- Exercises:
[a] List every way of giving pain medication after surgery that the passage on joint-replacement surgery names.
[b] Output the part of the joint-replacement surgery passage starting at "Patients reported the" and ending at "by a nurse.".
[c] Go on with the passage on joint-replacement surgery, picking up after its last sentence.

- Text section:
╭──

Choosing an experienced surgeon is especially critical if you're contemplating a new, relatively uncommon type of procedure called minimally invasive joint-replacement surgery, which involves smaller incisions and the use of remote viewing scopes. Some, though not all, studies have shown it may quicken recovery and reduce pain, but it's more difficult to perform because the surgeon can't directly see the joint.

Don't worry about these things. One surprising finding from our survey was that certain factors we thought might have a bearing on pain or long-term outcomes didn't seem to make much difference. Whether patients had regional or general anesthesia had no bearing on their postsurgical complications, short-term pain relief, or ultimate recovery. (Other research suggests that patients given regional anesthesia recover more quickly.)

Patients reported the same degree of postoperative pain relief from oral medication, an intravenous pump they could control themselves, or intravenous medication administered by a nurse.

╰──

- Information:
╭──

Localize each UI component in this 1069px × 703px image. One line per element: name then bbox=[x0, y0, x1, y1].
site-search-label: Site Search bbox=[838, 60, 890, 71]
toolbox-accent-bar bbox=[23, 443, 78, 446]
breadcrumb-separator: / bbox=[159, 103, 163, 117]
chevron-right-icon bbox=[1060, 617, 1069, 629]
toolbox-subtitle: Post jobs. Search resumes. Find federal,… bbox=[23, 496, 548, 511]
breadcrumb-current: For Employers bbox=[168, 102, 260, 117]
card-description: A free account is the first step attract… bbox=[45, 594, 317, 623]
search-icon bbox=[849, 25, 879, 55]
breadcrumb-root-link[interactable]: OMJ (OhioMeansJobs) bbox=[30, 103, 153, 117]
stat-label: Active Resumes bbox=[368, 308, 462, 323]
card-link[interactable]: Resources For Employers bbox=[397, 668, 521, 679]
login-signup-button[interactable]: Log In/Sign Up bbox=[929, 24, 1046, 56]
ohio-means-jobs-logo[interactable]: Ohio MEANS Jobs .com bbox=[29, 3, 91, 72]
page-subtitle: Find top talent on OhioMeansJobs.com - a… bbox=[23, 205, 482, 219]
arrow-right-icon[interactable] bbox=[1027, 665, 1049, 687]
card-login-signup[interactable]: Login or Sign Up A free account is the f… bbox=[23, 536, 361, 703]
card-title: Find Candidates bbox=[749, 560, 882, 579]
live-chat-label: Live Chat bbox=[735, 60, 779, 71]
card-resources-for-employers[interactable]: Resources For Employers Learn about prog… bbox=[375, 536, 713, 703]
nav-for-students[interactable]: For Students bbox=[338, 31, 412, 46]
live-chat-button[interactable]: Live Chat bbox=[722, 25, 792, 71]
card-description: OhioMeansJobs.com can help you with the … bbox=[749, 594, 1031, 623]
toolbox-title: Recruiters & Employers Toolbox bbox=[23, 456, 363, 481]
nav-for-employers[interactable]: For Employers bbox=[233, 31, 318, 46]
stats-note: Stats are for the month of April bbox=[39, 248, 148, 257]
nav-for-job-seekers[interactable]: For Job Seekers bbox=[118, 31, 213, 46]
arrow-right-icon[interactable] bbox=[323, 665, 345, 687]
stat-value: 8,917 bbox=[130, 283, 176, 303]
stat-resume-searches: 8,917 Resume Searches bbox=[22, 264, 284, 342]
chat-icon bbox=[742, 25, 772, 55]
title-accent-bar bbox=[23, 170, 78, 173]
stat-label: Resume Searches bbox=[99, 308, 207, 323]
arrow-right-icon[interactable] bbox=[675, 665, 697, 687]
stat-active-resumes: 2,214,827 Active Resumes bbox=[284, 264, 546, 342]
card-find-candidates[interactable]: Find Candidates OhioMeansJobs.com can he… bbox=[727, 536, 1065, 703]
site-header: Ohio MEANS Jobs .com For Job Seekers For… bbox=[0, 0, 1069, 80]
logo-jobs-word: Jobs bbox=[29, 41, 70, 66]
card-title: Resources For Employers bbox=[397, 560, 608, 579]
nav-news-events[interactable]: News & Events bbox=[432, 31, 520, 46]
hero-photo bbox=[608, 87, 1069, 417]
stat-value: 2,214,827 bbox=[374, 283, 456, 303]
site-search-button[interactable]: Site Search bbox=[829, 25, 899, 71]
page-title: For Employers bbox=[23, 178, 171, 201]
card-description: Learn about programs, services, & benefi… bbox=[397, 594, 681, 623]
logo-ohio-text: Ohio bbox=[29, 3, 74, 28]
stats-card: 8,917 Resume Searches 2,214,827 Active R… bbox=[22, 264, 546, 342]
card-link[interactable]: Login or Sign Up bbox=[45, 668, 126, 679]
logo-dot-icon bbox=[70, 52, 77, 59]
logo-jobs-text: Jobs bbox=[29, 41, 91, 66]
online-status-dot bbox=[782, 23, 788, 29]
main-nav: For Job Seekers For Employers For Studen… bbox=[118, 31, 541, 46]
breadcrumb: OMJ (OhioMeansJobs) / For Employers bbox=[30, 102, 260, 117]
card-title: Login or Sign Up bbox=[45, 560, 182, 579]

╰──

- Your responses:
[a]
- Oral medication
- An intravenous pump the patients could control themselves
- Intravenous medication administered by a nurse

[b]
Patients reported the same degree of postoperative pain relief from oral medication, an intravenous pump they could control themselves, or intravenous medication administered by a nurse.

[c]
Though other research has found that having one knee replaced at a time results in fewer complications than having both done at once, our respondents who had both knees replaced at the same time had an experience almost indistinguishable from that of single-knee recipients.

Take steps to prevent infection. Precautions include making sure you receive an intravenous dose of preventive antibiotics in the hour before surgery--a crucial step that's timed wrong in about half of cases, research suggests--and more antibiotics for the first 24 hours afterward. Anyone who touches you should first wash their hands with soap or an alcohol-based solution, even if it means reminding them directly. Ask your doctor whether it makes sense in your case to use a special surgical blanket or other techniques to keep you warm, since the drop in body temperature that occurs during surgery can impair immune function and make infection more likely.

Because you're bound to be somewhat groggy for at least part of your hospital stay, try to have a friend or family member on hand to run interference for you.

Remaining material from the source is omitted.